***** Data *****
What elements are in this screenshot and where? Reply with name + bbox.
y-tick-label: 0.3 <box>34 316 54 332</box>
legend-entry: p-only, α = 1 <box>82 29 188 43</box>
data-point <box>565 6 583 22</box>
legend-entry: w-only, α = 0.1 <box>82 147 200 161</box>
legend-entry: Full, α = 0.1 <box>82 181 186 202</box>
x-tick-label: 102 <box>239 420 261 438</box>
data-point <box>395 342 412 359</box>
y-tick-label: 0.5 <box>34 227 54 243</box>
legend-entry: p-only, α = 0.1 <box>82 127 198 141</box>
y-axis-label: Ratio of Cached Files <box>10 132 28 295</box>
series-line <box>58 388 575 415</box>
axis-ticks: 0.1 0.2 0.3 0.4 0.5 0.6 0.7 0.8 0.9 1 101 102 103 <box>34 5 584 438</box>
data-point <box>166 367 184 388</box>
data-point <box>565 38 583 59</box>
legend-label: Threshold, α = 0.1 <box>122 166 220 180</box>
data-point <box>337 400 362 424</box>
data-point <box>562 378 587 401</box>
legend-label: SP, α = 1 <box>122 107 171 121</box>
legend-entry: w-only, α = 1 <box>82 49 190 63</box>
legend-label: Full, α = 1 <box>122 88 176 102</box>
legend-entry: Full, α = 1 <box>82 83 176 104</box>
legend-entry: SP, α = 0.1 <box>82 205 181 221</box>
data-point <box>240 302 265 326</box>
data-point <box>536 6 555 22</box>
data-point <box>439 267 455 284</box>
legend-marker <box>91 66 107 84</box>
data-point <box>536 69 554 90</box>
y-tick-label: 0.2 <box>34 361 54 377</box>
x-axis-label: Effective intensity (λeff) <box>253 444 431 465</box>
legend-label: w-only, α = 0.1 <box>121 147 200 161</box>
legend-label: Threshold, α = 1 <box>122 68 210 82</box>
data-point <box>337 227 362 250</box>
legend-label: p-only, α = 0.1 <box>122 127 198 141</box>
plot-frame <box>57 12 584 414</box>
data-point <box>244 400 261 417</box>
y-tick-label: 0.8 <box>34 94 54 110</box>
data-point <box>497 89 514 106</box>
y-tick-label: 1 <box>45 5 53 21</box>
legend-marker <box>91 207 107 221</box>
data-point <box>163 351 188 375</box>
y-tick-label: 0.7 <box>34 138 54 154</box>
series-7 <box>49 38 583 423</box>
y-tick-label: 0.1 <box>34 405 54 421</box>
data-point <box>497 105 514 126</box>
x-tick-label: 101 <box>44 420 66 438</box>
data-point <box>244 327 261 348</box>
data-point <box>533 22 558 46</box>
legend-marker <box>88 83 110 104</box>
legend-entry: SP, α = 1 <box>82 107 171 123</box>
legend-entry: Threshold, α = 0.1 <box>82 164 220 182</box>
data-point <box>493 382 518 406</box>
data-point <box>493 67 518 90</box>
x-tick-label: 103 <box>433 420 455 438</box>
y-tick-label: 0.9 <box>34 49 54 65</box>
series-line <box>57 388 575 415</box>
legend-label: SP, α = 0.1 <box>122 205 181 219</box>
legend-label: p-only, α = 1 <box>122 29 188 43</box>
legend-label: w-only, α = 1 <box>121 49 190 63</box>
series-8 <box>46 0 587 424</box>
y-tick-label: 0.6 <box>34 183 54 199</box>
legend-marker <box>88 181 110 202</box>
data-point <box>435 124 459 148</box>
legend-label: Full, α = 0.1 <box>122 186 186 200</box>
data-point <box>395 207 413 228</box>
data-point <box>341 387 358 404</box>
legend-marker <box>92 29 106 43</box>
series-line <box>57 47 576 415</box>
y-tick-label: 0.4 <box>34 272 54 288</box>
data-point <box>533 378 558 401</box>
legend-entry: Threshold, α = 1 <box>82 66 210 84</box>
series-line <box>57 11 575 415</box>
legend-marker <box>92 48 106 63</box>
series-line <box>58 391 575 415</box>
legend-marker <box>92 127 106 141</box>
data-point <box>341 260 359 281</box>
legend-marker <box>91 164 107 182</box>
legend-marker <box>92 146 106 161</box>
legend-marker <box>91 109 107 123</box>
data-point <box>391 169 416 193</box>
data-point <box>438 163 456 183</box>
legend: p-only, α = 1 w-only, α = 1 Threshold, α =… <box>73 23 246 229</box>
*****
### Instruction
Please return every row above without any change, line for line.

### Task response
What elements are in this screenshot and where? Reply with name + bbox.
y-tick-label: 0.3 <box>34 316 54 332</box>
legend-entry: p-only, α = 1 <box>82 29 188 43</box>
data-point <box>565 6 583 22</box>
legend-entry: w-only, α = 0.1 <box>82 147 200 161</box>
legend-entry: Full, α = 0.1 <box>82 181 186 202</box>
x-tick-label: 102 <box>239 420 261 438</box>
data-point <box>395 342 412 359</box>
y-tick-label: 0.5 <box>34 227 54 243</box>
legend-entry: p-only, α = 0.1 <box>82 127 198 141</box>
y-axis-label: Ratio of Cached Files <box>10 132 28 295</box>
series-line <box>58 388 575 415</box>
axis-ticks: 0.1 0.2 0.3 0.4 0.5 0.6 0.7 0.8 0.9 1 101 102 103 <box>34 5 584 438</box>
data-point <box>166 367 184 388</box>
data-point <box>565 38 583 59</box>
legend-label: Threshold, α = 0.1 <box>122 166 220 180</box>
data-point <box>337 400 362 424</box>
data-point <box>562 378 587 401</box>
legend-label: SP, α = 1 <box>122 107 171 121</box>
legend-entry: w-only, α = 1 <box>82 49 190 63</box>
legend-label: Full, α = 1 <box>122 88 176 102</box>
legend-entry: Full, α = 1 <box>82 83 176 104</box>
legend-entry: SP, α = 0.1 <box>82 205 181 221</box>
data-point <box>240 302 265 326</box>
data-point <box>536 6 555 22</box>
data-point <box>439 267 455 284</box>
legend-marker <box>91 66 107 84</box>
data-point <box>536 69 554 90</box>
y-tick-label: 0.2 <box>34 361 54 377</box>
x-axis-label: Effective intensity (λeff) <box>253 444 431 465</box>
legend-label: w-only, α = 0.1 <box>121 147 200 161</box>
legend-label: Threshold, α = 1 <box>122 68 210 82</box>
data-point <box>337 227 362 250</box>
legend-label: p-only, α = 0.1 <box>122 127 198 141</box>
plot-frame <box>57 12 584 414</box>
data-point <box>244 400 261 417</box>
y-tick-label: 0.8 <box>34 94 54 110</box>
data-point <box>497 89 514 106</box>
y-tick-label: 1 <box>45 5 53 21</box>
legend-marker <box>91 207 107 221</box>
data-point <box>163 351 188 375</box>
y-tick-label: 0.7 <box>34 138 54 154</box>
series-7 <box>49 38 583 423</box>
y-tick-label: 0.1 <box>34 405 54 421</box>
data-point <box>497 105 514 126</box>
x-tick-label: 101 <box>44 420 66 438</box>
data-point <box>244 327 261 348</box>
data-point <box>533 22 558 46</box>
legend-marker <box>88 83 110 104</box>
legend-entry: SP, α = 1 <box>82 107 171 123</box>
legend-entry: Threshold, α = 0.1 <box>82 164 220 182</box>
data-point <box>493 382 518 406</box>
data-point <box>493 67 518 90</box>
x-tick-label: 103 <box>433 420 455 438</box>
y-tick-label: 0.9 <box>34 49 54 65</box>
series-line <box>57 388 575 415</box>
legend-label: SP, α = 0.1 <box>122 205 181 219</box>
legend-label: p-only, α = 1 <box>122 29 188 43</box>
legend-label: w-only, α = 1 <box>121 49 190 63</box>
series-8 <box>46 0 587 424</box>
y-tick-label: 0.6 <box>34 183 54 199</box>
legend-marker <box>88 181 110 202</box>
data-point <box>435 124 459 148</box>
legend-label: Full, α = 0.1 <box>122 186 186 200</box>
data-point <box>395 207 413 228</box>
data-point <box>341 387 358 404</box>
legend-marker <box>92 29 106 43</box>
series-line <box>57 47 576 415</box>
y-tick-label: 0.4 <box>34 272 54 288</box>
data-point <box>533 378 558 401</box>
legend-entry: Threshold, α = 1 <box>82 66 210 84</box>
series-line <box>57 11 575 415</box>
legend-marker <box>92 48 106 63</box>
series-line <box>58 391 575 415</box>
legend-marker <box>92 127 106 141</box>
data-point <box>341 260 359 281</box>
legend-marker <box>91 164 107 182</box>
legend-marker <box>92 146 106 161</box>
legend-marker <box>91 109 107 123</box>
data-point <box>391 169 416 193</box>
data-point <box>438 163 456 183</box>
legend: p-only, α = 1 w-only, α = 1 Threshold, α =… <box>73 23 246 229</box>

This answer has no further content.